— START PROVIDED MATERIAL —

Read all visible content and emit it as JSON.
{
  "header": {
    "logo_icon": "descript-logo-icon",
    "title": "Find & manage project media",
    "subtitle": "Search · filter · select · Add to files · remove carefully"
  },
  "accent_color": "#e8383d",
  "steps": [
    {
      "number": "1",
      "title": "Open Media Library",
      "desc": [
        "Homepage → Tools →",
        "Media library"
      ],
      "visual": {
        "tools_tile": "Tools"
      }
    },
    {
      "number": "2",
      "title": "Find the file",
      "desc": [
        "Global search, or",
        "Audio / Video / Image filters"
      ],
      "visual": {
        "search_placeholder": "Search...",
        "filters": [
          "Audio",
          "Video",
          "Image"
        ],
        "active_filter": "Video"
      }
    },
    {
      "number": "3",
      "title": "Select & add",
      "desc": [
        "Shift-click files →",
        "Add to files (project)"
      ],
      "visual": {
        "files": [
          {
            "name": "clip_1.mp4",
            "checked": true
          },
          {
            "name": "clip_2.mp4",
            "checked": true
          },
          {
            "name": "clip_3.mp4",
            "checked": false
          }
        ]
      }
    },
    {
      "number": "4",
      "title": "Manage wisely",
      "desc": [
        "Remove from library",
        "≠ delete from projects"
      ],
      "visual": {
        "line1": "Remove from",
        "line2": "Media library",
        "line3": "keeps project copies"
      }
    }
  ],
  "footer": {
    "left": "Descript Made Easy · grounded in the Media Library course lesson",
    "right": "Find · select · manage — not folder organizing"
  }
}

— END PROVIDED MATERIAL —

◆ **PROBLEM TO SOLVE**
List the lines of the material in which the word "Find" occurs.

◆ **TASK RESPONSE**
    "title": "Find & manage project media",
      "title": "Find the file",
    "right": "Find · select · manage — not folder organizing"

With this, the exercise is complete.